:: EXERCISE ::
Write the entries below out again exactly; any picture in them stays out.

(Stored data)
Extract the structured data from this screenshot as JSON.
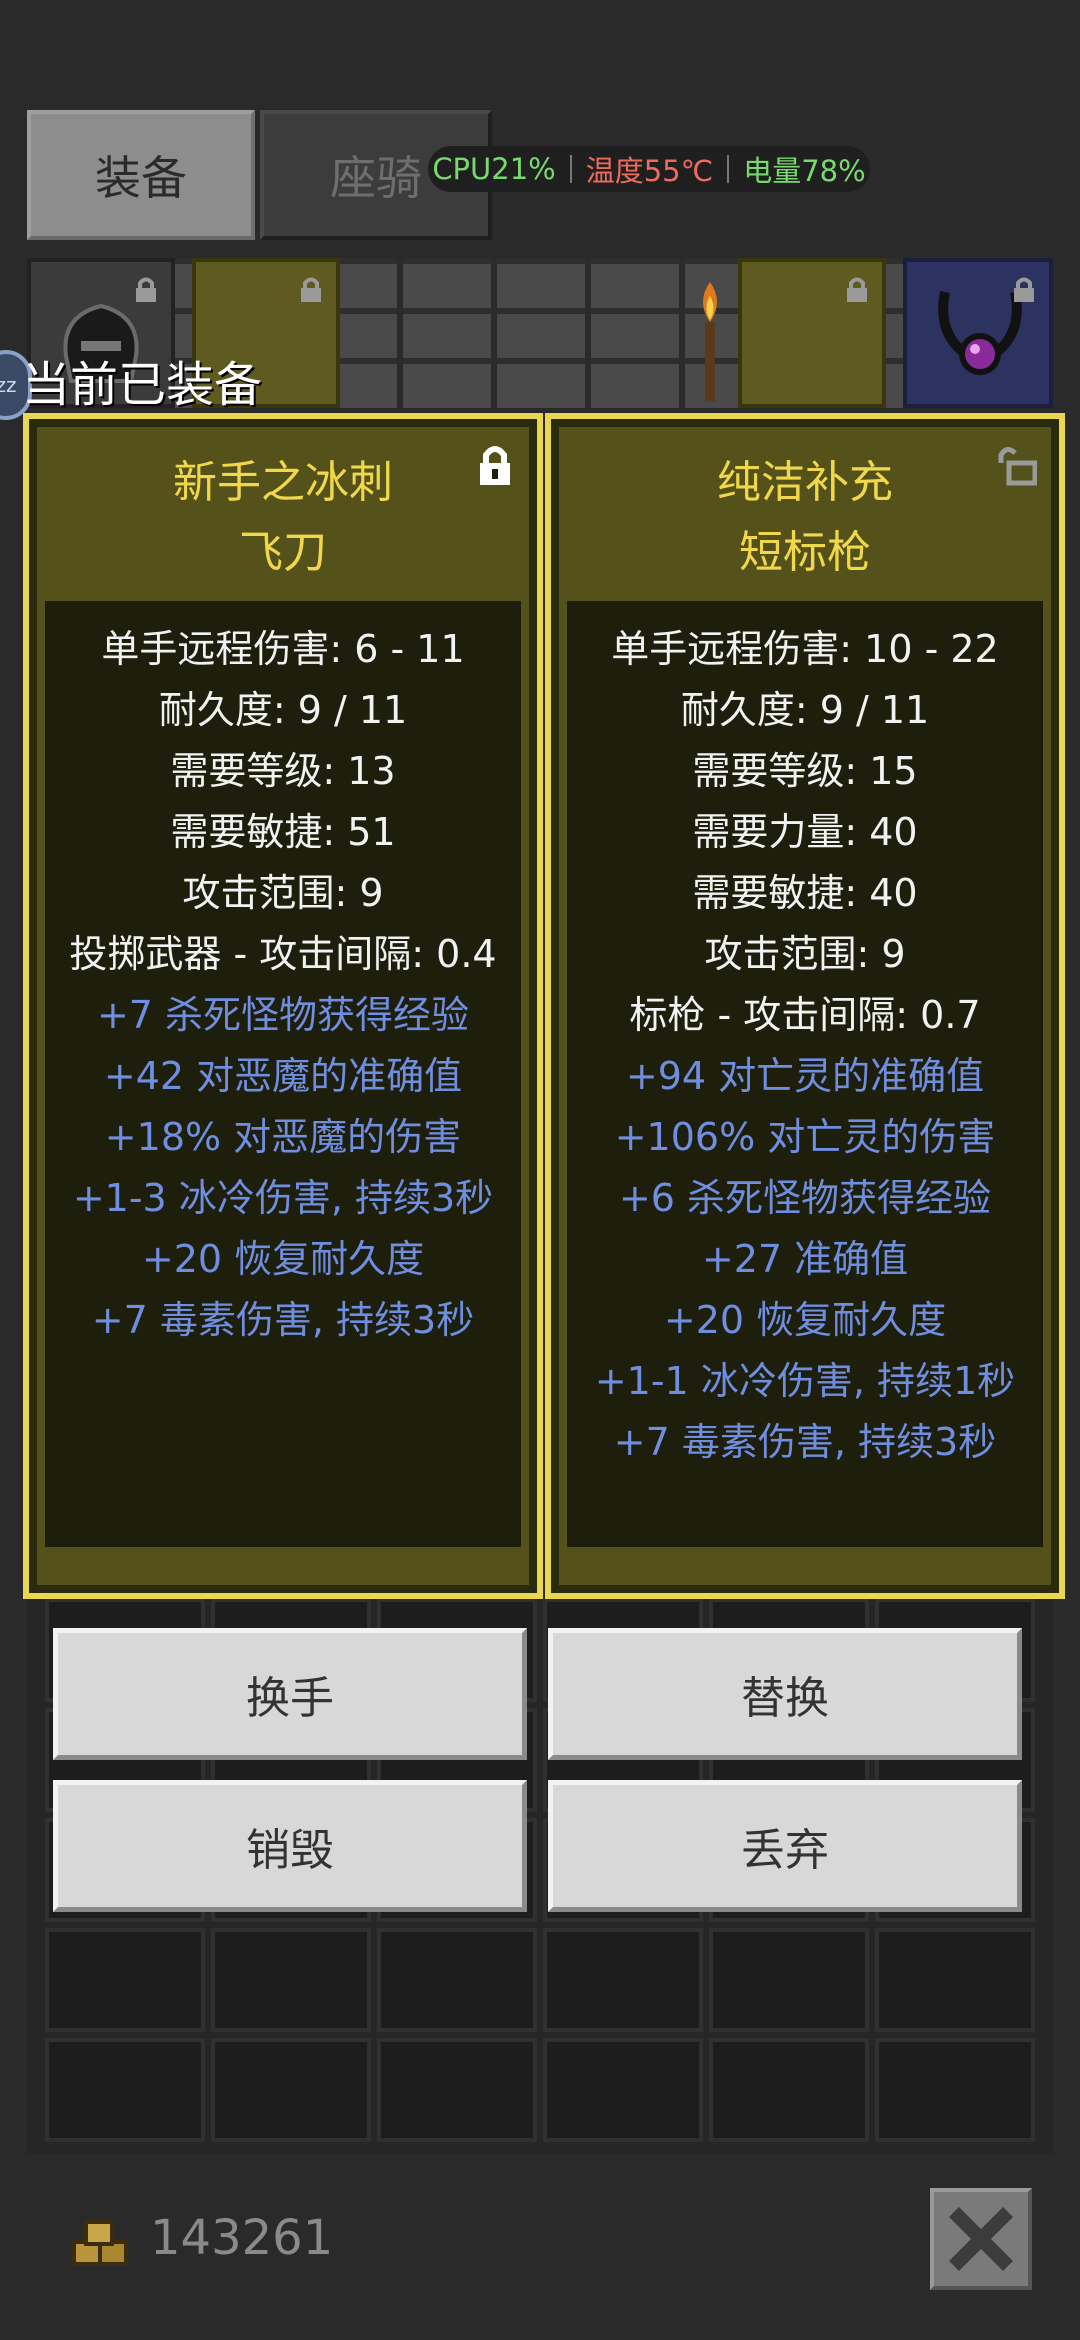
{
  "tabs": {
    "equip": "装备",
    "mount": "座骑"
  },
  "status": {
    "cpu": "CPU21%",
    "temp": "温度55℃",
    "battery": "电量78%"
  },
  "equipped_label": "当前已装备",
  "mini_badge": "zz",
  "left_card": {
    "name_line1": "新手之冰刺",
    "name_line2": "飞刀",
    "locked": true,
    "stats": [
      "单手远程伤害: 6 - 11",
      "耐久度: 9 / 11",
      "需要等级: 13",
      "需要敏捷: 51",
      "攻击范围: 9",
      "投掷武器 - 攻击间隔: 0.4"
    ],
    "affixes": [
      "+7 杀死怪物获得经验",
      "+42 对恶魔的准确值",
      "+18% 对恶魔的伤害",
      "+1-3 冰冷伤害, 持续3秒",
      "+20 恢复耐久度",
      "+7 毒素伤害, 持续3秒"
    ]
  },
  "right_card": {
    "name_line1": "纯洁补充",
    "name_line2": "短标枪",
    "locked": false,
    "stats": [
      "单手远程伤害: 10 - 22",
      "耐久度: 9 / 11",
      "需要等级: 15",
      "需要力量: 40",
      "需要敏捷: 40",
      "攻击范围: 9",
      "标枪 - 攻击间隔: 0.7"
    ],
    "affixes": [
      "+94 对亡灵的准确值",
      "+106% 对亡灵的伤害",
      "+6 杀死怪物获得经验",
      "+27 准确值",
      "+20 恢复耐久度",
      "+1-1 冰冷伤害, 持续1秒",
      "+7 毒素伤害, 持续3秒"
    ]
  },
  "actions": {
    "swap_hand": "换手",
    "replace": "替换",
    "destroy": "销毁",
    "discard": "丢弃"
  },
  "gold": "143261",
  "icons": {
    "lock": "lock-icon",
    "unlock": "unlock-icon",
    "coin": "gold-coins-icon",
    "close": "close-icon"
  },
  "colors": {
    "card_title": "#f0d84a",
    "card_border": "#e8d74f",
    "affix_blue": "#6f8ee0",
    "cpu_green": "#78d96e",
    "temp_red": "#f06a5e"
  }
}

:: EXERCISE RESPONSE ::
Extract the structured data from this screenshot as JSON.
{
  "tabs": {
    "equip": "装备",
    "mount": "座骑"
  },
  "status": {
    "cpu": "CPU21%",
    "temp": "温度55℃",
    "battery": "电量78%"
  },
  "equipped_label": "当前已装备",
  "mini_badge": "zz",
  "left_card": {
    "name_line1": "新手之冰刺",
    "name_line2": "飞刀",
    "locked": true,
    "stats": [
      "单手远程伤害: 6 - 11",
      "耐久度: 9 / 11",
      "需要等级: 13",
      "需要敏捷: 51",
      "攻击范围: 9",
      "投掷武器 - 攻击间隔: 0.4"
    ],
    "affixes": [
      "+7 杀死怪物获得经验",
      "+42 对恶魔的准确值",
      "+18% 对恶魔的伤害",
      "+1-3 冰冷伤害, 持续3秒",
      "+20 恢复耐久度",
      "+7 毒素伤害, 持续3秒"
    ]
  },
  "right_card": {
    "name_line1": "纯洁补充",
    "name_line2": "短标枪",
    "locked": false,
    "stats": [
      "单手远程伤害: 10 - 22",
      "耐久度: 9 / 11",
      "需要等级: 15",
      "需要力量: 40",
      "需要敏捷: 40",
      "攻击范围: 9",
      "标枪 - 攻击间隔: 0.7"
    ],
    "affixes": [
      "+94 对亡灵的准确值",
      "+106% 对亡灵的伤害",
      "+6 杀死怪物获得经验",
      "+27 准确值",
      "+20 恢复耐久度",
      "+1-1 冰冷伤害, 持续1秒",
      "+7 毒素伤害, 持续3秒"
    ]
  },
  "actions": {
    "swap_hand": "换手",
    "replace": "替换",
    "destroy": "销毁",
    "discard": "丢弃"
  },
  "gold": "143261",
  "icons": {
    "lock": "lock-icon",
    "unlock": "unlock-icon",
    "coin": "gold-coins-icon",
    "close": "close-icon"
  },
  "colors": {
    "card_title": "#f0d84a",
    "card_border": "#e8d74f",
    "affix_blue": "#6f8ee0",
    "cpu_green": "#78d96e",
    "temp_red": "#f06a5e"
  }
}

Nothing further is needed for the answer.